Records provided:
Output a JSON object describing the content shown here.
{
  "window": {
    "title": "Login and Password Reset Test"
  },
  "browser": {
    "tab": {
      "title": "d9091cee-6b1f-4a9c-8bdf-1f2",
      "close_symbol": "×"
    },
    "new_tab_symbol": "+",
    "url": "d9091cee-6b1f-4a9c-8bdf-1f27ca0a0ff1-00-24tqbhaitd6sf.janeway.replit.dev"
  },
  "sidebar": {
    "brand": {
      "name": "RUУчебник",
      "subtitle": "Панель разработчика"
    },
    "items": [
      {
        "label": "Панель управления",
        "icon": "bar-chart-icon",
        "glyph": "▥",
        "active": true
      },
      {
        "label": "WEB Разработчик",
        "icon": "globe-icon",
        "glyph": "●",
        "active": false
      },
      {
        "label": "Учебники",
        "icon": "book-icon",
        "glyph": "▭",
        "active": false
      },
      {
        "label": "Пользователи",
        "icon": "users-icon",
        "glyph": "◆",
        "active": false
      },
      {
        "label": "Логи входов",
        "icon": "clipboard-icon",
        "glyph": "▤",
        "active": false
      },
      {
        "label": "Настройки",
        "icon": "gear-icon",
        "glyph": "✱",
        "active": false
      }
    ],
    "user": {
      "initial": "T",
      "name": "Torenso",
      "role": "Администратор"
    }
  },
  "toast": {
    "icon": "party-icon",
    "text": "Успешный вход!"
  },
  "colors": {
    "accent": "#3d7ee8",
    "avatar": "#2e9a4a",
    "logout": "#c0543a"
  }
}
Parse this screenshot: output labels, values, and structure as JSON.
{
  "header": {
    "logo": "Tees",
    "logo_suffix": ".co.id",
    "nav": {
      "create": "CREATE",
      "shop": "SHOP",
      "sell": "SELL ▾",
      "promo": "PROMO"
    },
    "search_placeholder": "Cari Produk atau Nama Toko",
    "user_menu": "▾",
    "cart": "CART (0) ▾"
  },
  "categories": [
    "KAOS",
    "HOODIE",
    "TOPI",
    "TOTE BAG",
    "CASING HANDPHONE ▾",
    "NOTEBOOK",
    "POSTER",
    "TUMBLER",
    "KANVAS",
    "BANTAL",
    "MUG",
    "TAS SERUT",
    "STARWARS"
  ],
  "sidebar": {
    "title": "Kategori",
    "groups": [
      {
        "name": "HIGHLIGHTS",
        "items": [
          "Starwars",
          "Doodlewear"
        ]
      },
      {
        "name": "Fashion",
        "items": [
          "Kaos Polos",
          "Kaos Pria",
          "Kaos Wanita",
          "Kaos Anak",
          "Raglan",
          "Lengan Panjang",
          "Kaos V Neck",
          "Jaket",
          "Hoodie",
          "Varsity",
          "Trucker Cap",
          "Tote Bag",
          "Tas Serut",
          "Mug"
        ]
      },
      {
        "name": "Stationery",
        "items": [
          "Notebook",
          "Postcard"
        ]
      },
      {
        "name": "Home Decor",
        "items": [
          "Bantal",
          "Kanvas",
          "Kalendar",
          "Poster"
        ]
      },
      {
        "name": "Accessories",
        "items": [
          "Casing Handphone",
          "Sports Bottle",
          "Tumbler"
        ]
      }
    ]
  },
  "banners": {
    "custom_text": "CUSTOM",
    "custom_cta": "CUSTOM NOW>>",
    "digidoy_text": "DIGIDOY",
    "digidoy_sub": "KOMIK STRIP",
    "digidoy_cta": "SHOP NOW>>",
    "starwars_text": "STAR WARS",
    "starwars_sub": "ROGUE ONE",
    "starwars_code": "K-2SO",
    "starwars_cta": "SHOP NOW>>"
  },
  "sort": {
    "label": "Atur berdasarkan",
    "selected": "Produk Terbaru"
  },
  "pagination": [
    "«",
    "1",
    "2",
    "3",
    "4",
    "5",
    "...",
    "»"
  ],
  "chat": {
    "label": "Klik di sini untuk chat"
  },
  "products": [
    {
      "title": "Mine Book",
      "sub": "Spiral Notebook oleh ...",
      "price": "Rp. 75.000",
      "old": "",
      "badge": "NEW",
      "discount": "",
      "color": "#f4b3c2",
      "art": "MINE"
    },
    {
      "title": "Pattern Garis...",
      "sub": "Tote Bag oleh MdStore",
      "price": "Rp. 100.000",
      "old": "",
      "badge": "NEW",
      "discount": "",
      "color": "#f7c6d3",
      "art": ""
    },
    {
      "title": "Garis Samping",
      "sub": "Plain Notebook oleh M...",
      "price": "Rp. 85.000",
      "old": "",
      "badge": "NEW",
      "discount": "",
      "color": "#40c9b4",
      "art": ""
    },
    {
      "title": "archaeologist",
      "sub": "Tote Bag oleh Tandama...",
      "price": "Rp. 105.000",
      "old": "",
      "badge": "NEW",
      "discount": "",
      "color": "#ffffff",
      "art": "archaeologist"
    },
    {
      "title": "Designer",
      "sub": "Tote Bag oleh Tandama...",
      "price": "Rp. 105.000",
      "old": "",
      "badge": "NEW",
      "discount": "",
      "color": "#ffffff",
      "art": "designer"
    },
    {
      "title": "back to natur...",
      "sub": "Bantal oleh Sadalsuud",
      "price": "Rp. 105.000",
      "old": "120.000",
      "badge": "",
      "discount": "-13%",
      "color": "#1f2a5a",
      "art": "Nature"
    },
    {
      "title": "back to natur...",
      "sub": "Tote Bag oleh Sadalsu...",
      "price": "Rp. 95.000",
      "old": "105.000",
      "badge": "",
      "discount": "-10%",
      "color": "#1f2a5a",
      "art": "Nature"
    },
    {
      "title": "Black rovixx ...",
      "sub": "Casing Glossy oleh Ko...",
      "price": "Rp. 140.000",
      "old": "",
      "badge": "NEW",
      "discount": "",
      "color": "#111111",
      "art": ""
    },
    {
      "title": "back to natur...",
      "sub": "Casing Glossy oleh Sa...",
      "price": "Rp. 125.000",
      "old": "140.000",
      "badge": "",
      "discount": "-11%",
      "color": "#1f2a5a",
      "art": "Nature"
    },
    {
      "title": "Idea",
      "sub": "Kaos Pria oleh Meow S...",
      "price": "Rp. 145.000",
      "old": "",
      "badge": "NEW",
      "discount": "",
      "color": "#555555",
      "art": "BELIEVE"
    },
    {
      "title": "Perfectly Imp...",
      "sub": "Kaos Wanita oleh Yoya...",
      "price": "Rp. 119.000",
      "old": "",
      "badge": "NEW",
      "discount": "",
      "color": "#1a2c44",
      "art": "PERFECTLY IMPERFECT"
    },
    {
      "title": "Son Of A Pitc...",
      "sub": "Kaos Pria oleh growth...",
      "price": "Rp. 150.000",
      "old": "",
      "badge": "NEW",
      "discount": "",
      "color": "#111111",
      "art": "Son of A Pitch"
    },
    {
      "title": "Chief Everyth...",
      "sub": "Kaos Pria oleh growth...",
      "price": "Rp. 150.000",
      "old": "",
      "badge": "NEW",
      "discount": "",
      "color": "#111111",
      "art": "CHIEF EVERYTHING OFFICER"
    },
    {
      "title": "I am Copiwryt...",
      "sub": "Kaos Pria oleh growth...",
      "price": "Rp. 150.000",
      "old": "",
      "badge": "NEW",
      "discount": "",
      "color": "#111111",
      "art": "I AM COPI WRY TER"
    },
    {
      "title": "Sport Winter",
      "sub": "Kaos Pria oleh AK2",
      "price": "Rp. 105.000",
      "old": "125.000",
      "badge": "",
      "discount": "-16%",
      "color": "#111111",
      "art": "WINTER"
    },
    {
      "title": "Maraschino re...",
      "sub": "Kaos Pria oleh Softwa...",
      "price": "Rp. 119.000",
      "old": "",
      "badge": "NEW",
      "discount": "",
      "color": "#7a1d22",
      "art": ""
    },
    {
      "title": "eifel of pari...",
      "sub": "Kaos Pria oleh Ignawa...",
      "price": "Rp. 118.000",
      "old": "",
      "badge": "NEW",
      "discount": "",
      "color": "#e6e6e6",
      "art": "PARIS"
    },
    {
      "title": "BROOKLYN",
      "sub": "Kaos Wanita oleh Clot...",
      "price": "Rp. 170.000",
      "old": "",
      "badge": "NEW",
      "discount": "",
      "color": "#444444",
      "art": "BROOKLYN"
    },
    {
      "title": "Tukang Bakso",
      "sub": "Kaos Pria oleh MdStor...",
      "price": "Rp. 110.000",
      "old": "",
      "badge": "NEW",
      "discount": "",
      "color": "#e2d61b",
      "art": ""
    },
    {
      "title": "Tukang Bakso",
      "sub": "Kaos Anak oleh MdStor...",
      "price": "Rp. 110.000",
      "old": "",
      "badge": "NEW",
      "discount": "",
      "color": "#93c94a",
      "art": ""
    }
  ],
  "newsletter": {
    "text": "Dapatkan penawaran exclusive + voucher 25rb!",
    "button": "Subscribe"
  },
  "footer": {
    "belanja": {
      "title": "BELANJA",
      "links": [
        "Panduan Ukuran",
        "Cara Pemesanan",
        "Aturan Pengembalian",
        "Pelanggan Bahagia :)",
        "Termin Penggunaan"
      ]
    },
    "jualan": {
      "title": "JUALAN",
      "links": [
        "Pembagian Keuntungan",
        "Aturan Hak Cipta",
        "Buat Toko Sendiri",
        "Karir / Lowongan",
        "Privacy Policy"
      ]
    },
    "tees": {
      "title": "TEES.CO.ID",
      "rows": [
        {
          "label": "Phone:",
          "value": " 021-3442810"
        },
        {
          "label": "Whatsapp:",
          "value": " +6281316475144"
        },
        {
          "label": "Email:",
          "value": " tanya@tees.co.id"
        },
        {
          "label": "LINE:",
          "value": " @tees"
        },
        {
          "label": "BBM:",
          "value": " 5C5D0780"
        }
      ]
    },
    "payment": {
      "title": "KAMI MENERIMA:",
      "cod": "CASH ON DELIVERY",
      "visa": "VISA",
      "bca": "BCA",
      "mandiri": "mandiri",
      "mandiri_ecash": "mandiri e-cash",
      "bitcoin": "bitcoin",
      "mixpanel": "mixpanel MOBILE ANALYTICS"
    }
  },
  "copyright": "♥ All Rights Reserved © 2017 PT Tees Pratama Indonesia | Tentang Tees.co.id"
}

Task instructions: Copy every line above in which the string "name" shows up.

Full response:
      "name": "RUУчебник",
      "name": "Torenso",
        "name": "HIGHLIGHTS",
        "name": "Fashion",
        "name": "Stationery",
        "name": "Home Decor",
        "name": "Accessories",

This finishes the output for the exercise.